#### PROBLEM DESCRIPTION:
Filter for the word "icon" and keep each matching line.

#### MATERIAL PROVIDED:
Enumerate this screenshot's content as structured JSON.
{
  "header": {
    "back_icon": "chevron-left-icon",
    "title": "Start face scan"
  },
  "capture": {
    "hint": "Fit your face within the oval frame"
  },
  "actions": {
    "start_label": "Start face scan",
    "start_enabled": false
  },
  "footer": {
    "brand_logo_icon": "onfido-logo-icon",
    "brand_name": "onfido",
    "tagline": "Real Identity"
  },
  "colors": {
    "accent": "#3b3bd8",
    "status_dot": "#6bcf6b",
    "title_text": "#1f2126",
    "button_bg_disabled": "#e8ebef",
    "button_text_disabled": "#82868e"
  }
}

#### RESULT OF THIS EXERCISE:
    "back_icon": "chevron-left-icon",
    "brand_logo_icon": "onfido-logo-icon",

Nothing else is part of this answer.